## Task prompt:
Compile every line that includes the word "done".

## Exercise input:
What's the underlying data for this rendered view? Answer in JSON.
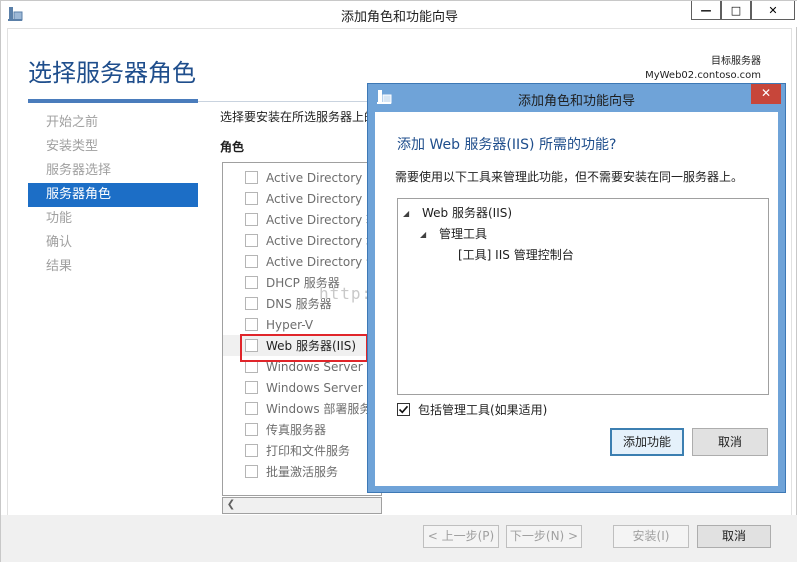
{
  "window": {
    "title": "添加角色和功能向导",
    "min_label": "—",
    "max_label": "□",
    "close_label": "✕"
  },
  "page": {
    "heading": "选择服务器角色",
    "destination_label": "目标服务器",
    "destination_server": "MyWeb02.contoso.com",
    "instruction": "选择要安装在所选服务器上的一个或多个角色。",
    "roles_label": "角色"
  },
  "steps": [
    {
      "label": "开始之前",
      "active": false
    },
    {
      "label": "安装类型",
      "active": false
    },
    {
      "label": "服务器选择",
      "active": false
    },
    {
      "label": "服务器角色",
      "active": true
    },
    {
      "label": "功能",
      "active": false
    },
    {
      "label": "确认",
      "active": false
    },
    {
      "label": "结果",
      "active": false
    }
  ],
  "roles": [
    {
      "label": "Active Directory Fe"
    },
    {
      "label": "Active Directory R"
    },
    {
      "label": "Active Directory 轻"
    },
    {
      "label": "Active Directory 域"
    },
    {
      "label": "Active Directory 证"
    },
    {
      "label": "DHCP 服务器"
    },
    {
      "label": "DNS 服务器"
    },
    {
      "label": "Hyper-V"
    },
    {
      "label": "Web 服务器(IIS)"
    },
    {
      "label": "Windows Server E"
    },
    {
      "label": "Windows Server 更"
    },
    {
      "label": "Windows 部署服务"
    },
    {
      "label": "传真服务器"
    },
    {
      "label": "打印和文件服务"
    },
    {
      "label": "批量激活服务"
    }
  ],
  "watermark": "http://blog.csdn.net/",
  "footer": {
    "prev": "< 上一步(P)",
    "next": "下一步(N) >",
    "install": "安装(I)",
    "cancel": "取消"
  },
  "dialog": {
    "title": "添加角色和功能向导",
    "close_label": "✕",
    "heading": "添加 Web 服务器(IIS) 所需的功能?",
    "description": "需要使用以下工具来管理此功能，但不需要安装在同一服务器上。",
    "tree": {
      "root": "Web 服务器(IIS)",
      "child": "管理工具",
      "leaf": "[工具] IIS 管理控制台"
    },
    "include_tools_label": "包括管理工具(如果适用)",
    "include_tools_checked": true,
    "add_button": "添加功能",
    "cancel_button": "取消"
  }
}
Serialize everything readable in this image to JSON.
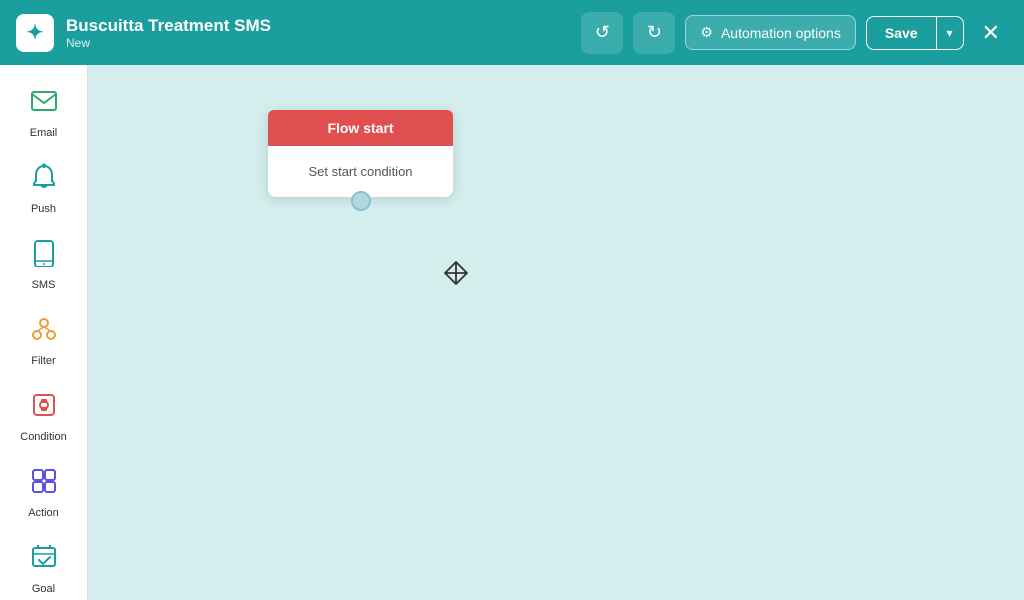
{
  "header": {
    "logo_symbol": "✦",
    "app_name": "Buscuitta Treatment SMS",
    "app_status": "New",
    "undo_label": "↺",
    "redo_label": "↻",
    "automation_options_label": "Automation options",
    "save_label": "Save",
    "save_dropdown_label": "▾",
    "close_label": "✕"
  },
  "sidebar": {
    "items": [
      {
        "id": "email",
        "label": "Email",
        "icon": "✉",
        "color": "#2eaa6e"
      },
      {
        "id": "push",
        "label": "Push",
        "icon": "🔔",
        "color": "#1a9e9e"
      },
      {
        "id": "sms",
        "label": "SMS",
        "icon": "📱",
        "color": "#1a9e9e"
      },
      {
        "id": "filter",
        "label": "Filter",
        "icon": "⑂",
        "color": "#e8a030"
      },
      {
        "id": "condition",
        "label": "Condition",
        "icon": "⚙",
        "color": "#e05050"
      },
      {
        "id": "action",
        "label": "Action",
        "icon": "⊞",
        "color": "#6050e0"
      },
      {
        "id": "goal",
        "label": "Goal",
        "icon": "⊟",
        "color": "#1a9e9e"
      }
    ]
  },
  "canvas": {
    "flow_node": {
      "header": "Flow start",
      "body": "Set start condition"
    }
  },
  "colors": {
    "header_bg": "#1a9e9e",
    "canvas_bg": "#d4eeee",
    "node_header_bg": "#e05050"
  }
}
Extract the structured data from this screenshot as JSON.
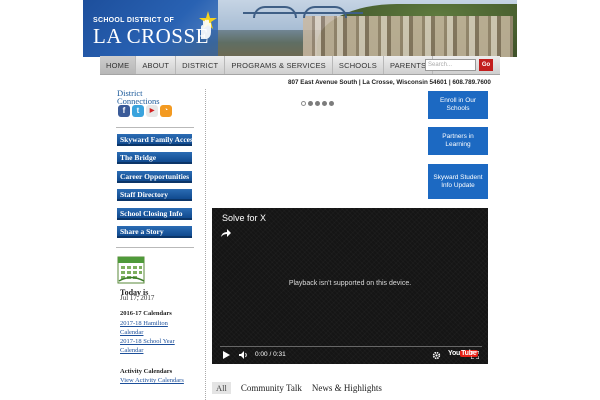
{
  "header": {
    "logo_small": "SCHOOL DISTRICT OF",
    "logo_big": "LA CROSSE"
  },
  "nav": {
    "items": [
      "HOME",
      "ABOUT",
      "DISTRICT",
      "PROGRAMS & SERVICES",
      "SCHOOLS",
      "PARENTS"
    ],
    "active": "HOME",
    "search_placeholder": "Search...",
    "go_label": "Go"
  },
  "address": "807 East Avenue South | La Crosse, Wisconsin 54601 | 608.789.7600",
  "sidebar": {
    "connections_title_1": "District",
    "connections_title_2": "Connections",
    "social": [
      {
        "name": "facebook-icon",
        "glyph": "f",
        "color": "#3b5b98"
      },
      {
        "name": "twitter-icon",
        "glyph": "t",
        "color": "#3aa3dd"
      },
      {
        "name": "youtube-icon",
        "glyph": "You",
        "color": "#d31f1f"
      },
      {
        "name": "rss-icon",
        "glyph": ")",
        "color": "#f39a21"
      }
    ],
    "buttons": [
      "Skyward Family Access",
      "The Bridge",
      "Career Opportunities",
      "Staff Directory",
      "School Closing Info",
      "Share a Story"
    ],
    "today_label": "Today is",
    "today_date": "Jul 17, 2017",
    "calendars_heading": "2016-17 Calendars",
    "calendar_links": [
      "2017-18 Hamilton",
      "Calendar",
      "2017-18 School Year",
      "Calendar"
    ],
    "activity_heading": "Activity Calendars",
    "activity_link": "View Activity Calendars"
  },
  "slider": {
    "dot_count": 5,
    "active_index": 0
  },
  "quick_links": [
    "Enroll in Our Schools",
    "Partners in Learning",
    "Skyward Student Info Update"
  ],
  "video": {
    "title": "Solve for X",
    "message": "Playback isn't supported on this device.",
    "time": "0:00 / 0:31",
    "brand": "YouTube"
  },
  "tabs": [
    "All",
    "Community Talk",
    "News & Highlights"
  ],
  "colors": {
    "accent_blue": "#1c69c2",
    "sidebar_blue": "#104a8f",
    "go_red": "#c21d1d"
  }
}
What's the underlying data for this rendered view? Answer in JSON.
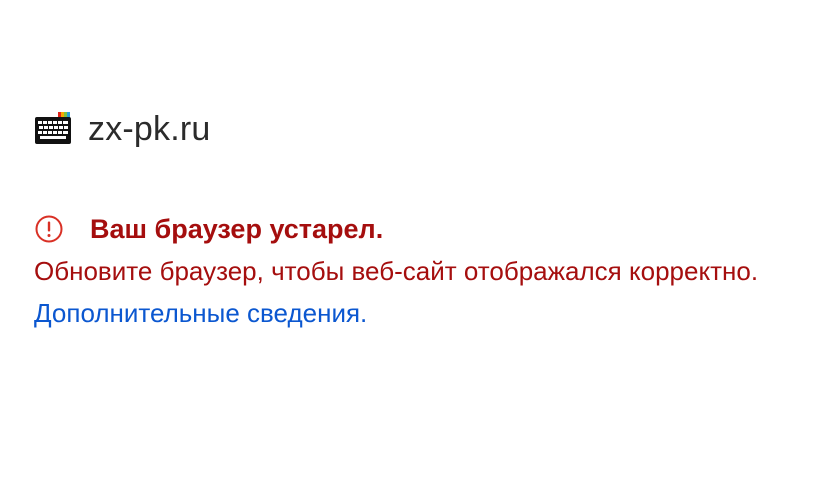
{
  "site": {
    "name": "zx-pk.ru",
    "logo_icon": "zx-keyboard-logo-icon"
  },
  "warning": {
    "icon": "error-circle-icon",
    "title": "Ваш браузер устарел.",
    "message": "Обновите браузер, чтобы веб-сайт отображался корректно.",
    "link_text": "Дополнительные сведения",
    "trailing": ".",
    "color": "#a50e0e",
    "link_color": "#0b57d0"
  }
}
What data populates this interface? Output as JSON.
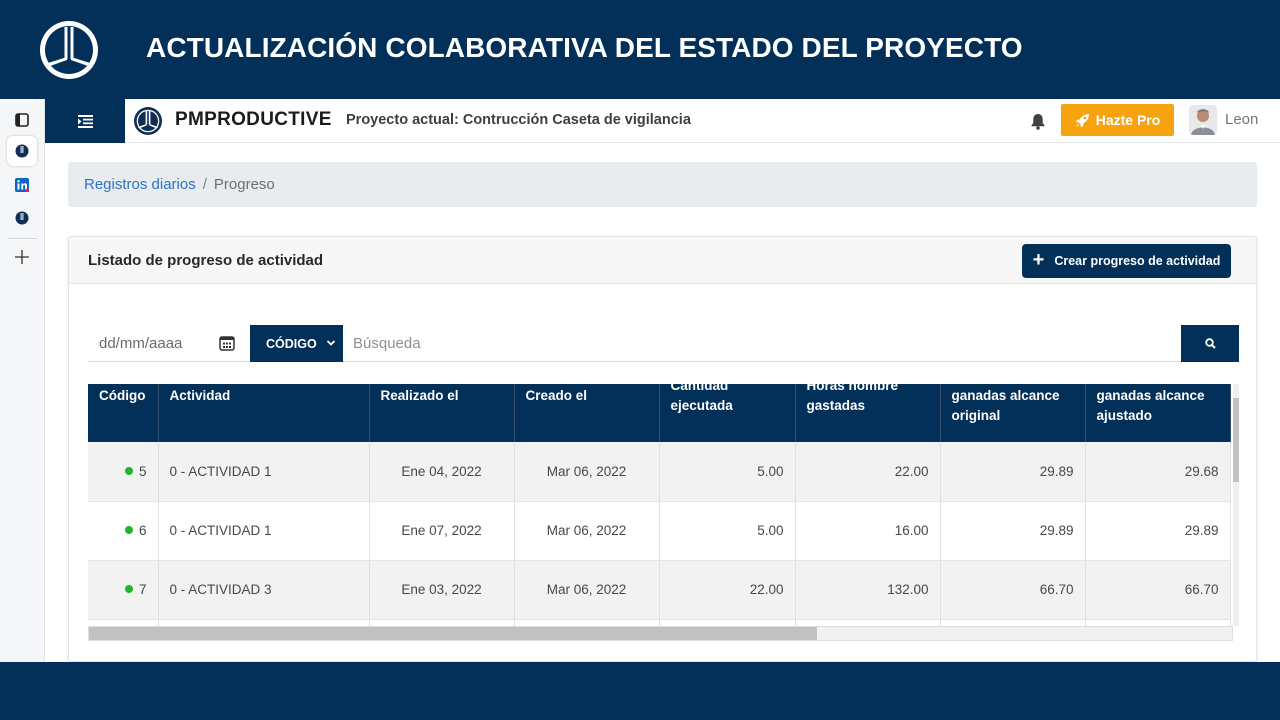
{
  "slide": {
    "title": "ACTUALIZACIÓN COLABORATIVA DEL ESTADO DEL PROYECTO",
    "logo_icon": "pmproductive-logo-icon",
    "background": "#023059"
  },
  "browser_sidebar": {
    "items": [
      {
        "icon": "sidebar-panel-icon"
      },
      {
        "icon": "pmproductive-app-icon",
        "active": true
      },
      {
        "icon": "linkedin-icon"
      },
      {
        "icon": "pmproductive-app-icon"
      },
      {
        "icon": "plus-icon"
      }
    ]
  },
  "header": {
    "menu_icon": "menu-toggle-icon",
    "brand": "PMPRODUCTIVE",
    "project_label": "Proyecto actual: Contrucción Caseta de vigilancia",
    "bell_icon": "bell-icon",
    "pro_button": "Hazte Pro",
    "pro_icon": "rocket-icon",
    "pro_color": "#f6a30f",
    "user_name": "Leon"
  },
  "breadcrumb": {
    "link": "Registros diarios",
    "separator": "/",
    "current": "Progreso"
  },
  "card": {
    "title": "Listado de progreso de actividad",
    "create_button": "Crear progreso de actividad"
  },
  "filters": {
    "date_placeholder": "dd/mm/aaaa",
    "select_value": "CÓDIGO",
    "search_placeholder": "Búsqueda"
  },
  "table": {
    "columns": [
      {
        "line1": "Código",
        "line2": ""
      },
      {
        "line1": "Actividad",
        "line2": ""
      },
      {
        "line1": "Realizado el",
        "line2": ""
      },
      {
        "line1": "Creado el",
        "line2": ""
      },
      {
        "line1": "Cantidad",
        "line2": "ejecutada"
      },
      {
        "line1": "Horas hombre",
        "line2": "gastadas"
      },
      {
        "line1": "ganadas alcance",
        "line2": "original"
      },
      {
        "line1": "ganadas alcance",
        "line2": "ajustado"
      }
    ],
    "rows": [
      {
        "code": "5",
        "activity": "0 - ACTIVIDAD 1",
        "done": "Ene 04, 2022",
        "created": "Mar 06, 2022",
        "qty": "5.00",
        "hours": "22.00",
        "orig": "29.89",
        "adj": "29.68"
      },
      {
        "code": "6",
        "activity": "0 - ACTIVIDAD 1",
        "done": "Ene 07, 2022",
        "created": "Mar 06, 2022",
        "qty": "5.00",
        "hours": "16.00",
        "orig": "29.89",
        "adj": "29.89"
      },
      {
        "code": "7",
        "activity": "0 - ACTIVIDAD 3",
        "done": "Ene 03, 2022",
        "created": "Mar 06, 2022",
        "qty": "22.00",
        "hours": "132.00",
        "orig": "66.70",
        "adj": "66.70"
      },
      {
        "code": "",
        "activity": "",
        "done": "",
        "created": "",
        "qty": "",
        "hours": "",
        "orig": "",
        "adj": ""
      }
    ],
    "status_color": "#21b52a",
    "horizontal_scroll_position": 0
  }
}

## Solution:
        "done": "Ene 04, 2022",
        "done": "Ene 07, 2022",
        "done": "Ene 03, 2022",
        "done": "",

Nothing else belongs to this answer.